Transcribe the data that follows precisely, omitting nothing.

**SUPPLIED ENTRIES**

########

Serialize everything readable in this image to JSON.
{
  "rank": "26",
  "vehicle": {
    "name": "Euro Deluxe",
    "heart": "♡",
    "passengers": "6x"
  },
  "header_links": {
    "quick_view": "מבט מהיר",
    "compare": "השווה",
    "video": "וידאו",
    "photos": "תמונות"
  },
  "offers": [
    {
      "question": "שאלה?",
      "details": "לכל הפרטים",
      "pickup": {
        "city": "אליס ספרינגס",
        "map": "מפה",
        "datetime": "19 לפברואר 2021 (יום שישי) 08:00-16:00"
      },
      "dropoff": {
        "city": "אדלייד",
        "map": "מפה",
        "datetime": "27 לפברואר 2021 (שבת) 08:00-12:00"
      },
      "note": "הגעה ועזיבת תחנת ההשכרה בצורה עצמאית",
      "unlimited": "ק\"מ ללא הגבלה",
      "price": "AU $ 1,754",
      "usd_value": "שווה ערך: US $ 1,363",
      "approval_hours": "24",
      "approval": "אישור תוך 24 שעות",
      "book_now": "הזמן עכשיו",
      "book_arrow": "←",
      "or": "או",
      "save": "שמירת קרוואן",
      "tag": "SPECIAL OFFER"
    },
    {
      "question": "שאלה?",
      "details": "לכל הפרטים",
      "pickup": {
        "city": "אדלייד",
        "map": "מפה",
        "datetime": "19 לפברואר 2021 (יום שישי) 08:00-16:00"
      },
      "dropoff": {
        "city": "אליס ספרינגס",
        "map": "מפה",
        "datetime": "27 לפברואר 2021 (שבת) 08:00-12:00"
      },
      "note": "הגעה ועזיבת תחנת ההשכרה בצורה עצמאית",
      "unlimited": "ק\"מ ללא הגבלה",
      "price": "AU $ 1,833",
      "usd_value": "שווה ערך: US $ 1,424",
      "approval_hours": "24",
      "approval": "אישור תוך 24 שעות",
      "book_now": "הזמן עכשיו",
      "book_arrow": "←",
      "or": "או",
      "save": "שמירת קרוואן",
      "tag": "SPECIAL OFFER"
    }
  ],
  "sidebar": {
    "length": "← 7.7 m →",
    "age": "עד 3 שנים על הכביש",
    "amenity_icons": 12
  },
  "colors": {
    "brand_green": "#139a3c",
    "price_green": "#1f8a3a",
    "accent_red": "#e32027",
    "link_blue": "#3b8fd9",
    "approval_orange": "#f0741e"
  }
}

########

**ANSWER TO THIS PROBLEM**
Serialize everything readable in this image to JSON.
{
  "rank": "26",
  "vehicle": {
    "name": "Euro Deluxe",
    "heart": "♡",
    "passengers": "6x"
  },
  "header_links": {
    "quick_view": "מבט מהיר",
    "compare": "השווה",
    "video": "וידאו",
    "photos": "תמונות"
  },
  "offers": [
    {
      "question": "שאלה?",
      "details": "לכל הפרטים",
      "pickup": {
        "city": "אליס ספרינגס",
        "map": "מפה",
        "datetime": "19 לפברואר 2021 (יום שישי) 08:00-16:00"
      },
      "dropoff": {
        "city": "אדלייד",
        "map": "מפה",
        "datetime": "27 לפברואר 2021 (שבת) 08:00-12:00"
      },
      "note": "הגעה ועזיבת תחנת ההשכרה בצורה עצמאית",
      "unlimited": "ק\"מ ללא הגבלה",
      "price": "AU $ 1,754",
      "usd_value": "שווה ערך: US $ 1,363",
      "approval_hours": "24",
      "approval": "אישור תוך 24 שעות",
      "book_now": "הזמן עכשיו",
      "book_arrow": "←",
      "or": "או",
      "save": "שמירת קרוואן",
      "tag": "SPECIAL OFFER"
    },
    {
      "question": "שאלה?",
      "details": "לכל הפרטים",
      "pickup": {
        "city": "אדלייד",
        "map": "מפה",
        "datetime": "19 לפברואר 2021 (יום שישי) 08:00-16:00"
      },
      "dropoff": {
        "city": "אליס ספרינגס",
        "map": "מפה",
        "datetime": "27 לפברואר 2021 (שבת) 08:00-12:00"
      },
      "note": "הגעה ועזיבת תחנת ההשכרה בצורה עצמאית",
      "unlimited": "ק\"מ ללא הגבלה",
      "price": "AU $ 1,833",
      "usd_value": "שווה ערך: US $ 1,424",
      "approval_hours": "24",
      "approval": "אישור תוך 24 שעות",
      "book_now": "הזמן עכשיו",
      "book_arrow": "←",
      "or": "או",
      "save": "שמירת קרוואן",
      "tag": "SPECIAL OFFER"
    }
  ],
  "sidebar": {
    "length": "← 7.7 m →",
    "age": "עד 3 שנים על הכביש",
    "amenity_icons": 12
  },
  "colors": {
    "brand_green": "#139a3c",
    "price_green": "#1f8a3a",
    "accent_red": "#e32027",
    "link_blue": "#3b8fd9",
    "approval_orange": "#f0741e"
  }
}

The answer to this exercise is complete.